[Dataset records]

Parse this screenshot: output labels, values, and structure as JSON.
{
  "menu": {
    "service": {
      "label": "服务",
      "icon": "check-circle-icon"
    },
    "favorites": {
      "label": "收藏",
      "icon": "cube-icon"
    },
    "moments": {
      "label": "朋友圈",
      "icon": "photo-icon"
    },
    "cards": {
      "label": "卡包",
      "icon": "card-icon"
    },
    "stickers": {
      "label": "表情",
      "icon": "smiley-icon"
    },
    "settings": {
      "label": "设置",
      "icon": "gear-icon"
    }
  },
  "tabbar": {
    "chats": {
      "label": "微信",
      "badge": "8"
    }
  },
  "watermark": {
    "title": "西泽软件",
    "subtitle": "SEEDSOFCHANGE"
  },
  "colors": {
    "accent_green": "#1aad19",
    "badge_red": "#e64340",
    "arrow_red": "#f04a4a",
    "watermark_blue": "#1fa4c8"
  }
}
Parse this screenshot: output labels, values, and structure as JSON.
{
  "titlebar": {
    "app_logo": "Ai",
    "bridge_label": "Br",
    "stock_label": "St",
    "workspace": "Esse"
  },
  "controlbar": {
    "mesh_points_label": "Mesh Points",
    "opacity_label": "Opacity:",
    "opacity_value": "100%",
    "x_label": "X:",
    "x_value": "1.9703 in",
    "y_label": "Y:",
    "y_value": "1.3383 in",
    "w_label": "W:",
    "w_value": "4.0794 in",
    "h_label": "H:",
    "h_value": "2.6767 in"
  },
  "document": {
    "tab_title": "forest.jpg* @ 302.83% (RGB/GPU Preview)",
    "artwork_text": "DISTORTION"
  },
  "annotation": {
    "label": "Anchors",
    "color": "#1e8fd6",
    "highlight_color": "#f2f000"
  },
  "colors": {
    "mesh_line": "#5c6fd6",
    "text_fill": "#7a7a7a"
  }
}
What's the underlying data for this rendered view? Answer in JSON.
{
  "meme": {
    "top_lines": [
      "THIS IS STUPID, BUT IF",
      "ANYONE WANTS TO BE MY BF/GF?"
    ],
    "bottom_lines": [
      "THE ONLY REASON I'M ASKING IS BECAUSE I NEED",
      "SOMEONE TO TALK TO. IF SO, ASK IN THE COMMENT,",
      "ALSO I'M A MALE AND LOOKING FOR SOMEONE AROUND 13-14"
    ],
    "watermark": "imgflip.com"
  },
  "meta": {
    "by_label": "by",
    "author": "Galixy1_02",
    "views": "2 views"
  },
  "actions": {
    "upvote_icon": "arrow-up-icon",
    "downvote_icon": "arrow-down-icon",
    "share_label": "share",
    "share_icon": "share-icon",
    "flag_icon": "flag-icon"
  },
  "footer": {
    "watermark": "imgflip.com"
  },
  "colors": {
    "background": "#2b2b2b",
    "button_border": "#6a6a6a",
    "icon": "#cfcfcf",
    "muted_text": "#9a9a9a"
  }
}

*Your objective*: Go through the listing above and restate it word for word.

*Response to this exercise*:
Parse this screenshot: output labels, values, and structure as JSON.
{
  "menu": {
    "service": {
      "label": "服务",
      "icon": "check-circle-icon"
    },
    "favorites": {
      "label": "收藏",
      "icon": "cube-icon"
    },
    "moments": {
      "label": "朋友圈",
      "icon": "photo-icon"
    },
    "cards": {
      "label": "卡包",
      "icon": "card-icon"
    },
    "stickers": {
      "label": "表情",
      "icon": "smiley-icon"
    },
    "settings": {
      "label": "设置",
      "icon": "gear-icon"
    }
  },
  "tabbar": {
    "chats": {
      "label": "微信",
      "badge": "8"
    }
  },
  "watermark": {
    "title": "西泽软件",
    "subtitle": "SEEDSOFCHANGE"
  },
  "colors": {
    "accent_green": "#1aad19",
    "badge_red": "#e64340",
    "arrow_red": "#f04a4a",
    "watermark_blue": "#1fa4c8"
  }
}
Parse this screenshot: output labels, values, and structure as JSON.
{
  "titlebar": {
    "app_logo": "Ai",
    "bridge_label": "Br",
    "stock_label": "St",
    "workspace": "Esse"
  },
  "controlbar": {
    "mesh_points_label": "Mesh Points",
    "opacity_label": "Opacity:",
    "opacity_value": "100%",
    "x_label": "X:",
    "x_value": "1.9703 in",
    "y_label": "Y:",
    "y_value": "1.3383 in",
    "w_label": "W:",
    "w_value": "4.0794 in",
    "h_label": "H:",
    "h_value": "2.6767 in"
  },
  "document": {
    "tab_title": "forest.jpg* @ 302.83% (RGB/GPU Preview)",
    "artwork_text": "DISTORTION"
  },
  "annotation": {
    "label": "Anchors",
    "color": "#1e8fd6",
    "highlight_color": "#f2f000"
  },
  "colors": {
    "mesh_line": "#5c6fd6",
    "text_fill": "#7a7a7a"
  }
}
What's the underlying data for this rendered view? Answer in JSON.
{
  "meme": {
    "top_lines": [
      "THIS IS STUPID, BUT IF",
      "ANYONE WANTS TO BE MY BF/GF?"
    ],
    "bottom_lines": [
      "THE ONLY REASON I'M ASKING IS BECAUSE I NEED",
      "SOMEONE TO TALK TO. IF SO, ASK IN THE COMMENT,",
      "ALSO I'M A MALE AND LOOKING FOR SOMEONE AROUND 13-14"
    ],
    "watermark": "imgflip.com"
  },
  "meta": {
    "by_label": "by",
    "author": "Galixy1_02",
    "views": "2 views"
  },
  "actions": {
    "upvote_icon": "arrow-up-icon",
    "downvote_icon": "arrow-down-icon",
    "share_label": "share",
    "share_icon": "share-icon",
    "flag_icon": "flag-icon"
  },
  "footer": {
    "watermark": "imgflip.com"
  },
  "colors": {
    "background": "#2b2b2b",
    "button_border": "#6a6a6a",
    "icon": "#cfcfcf",
    "muted_text": "#9a9a9a"
  }
}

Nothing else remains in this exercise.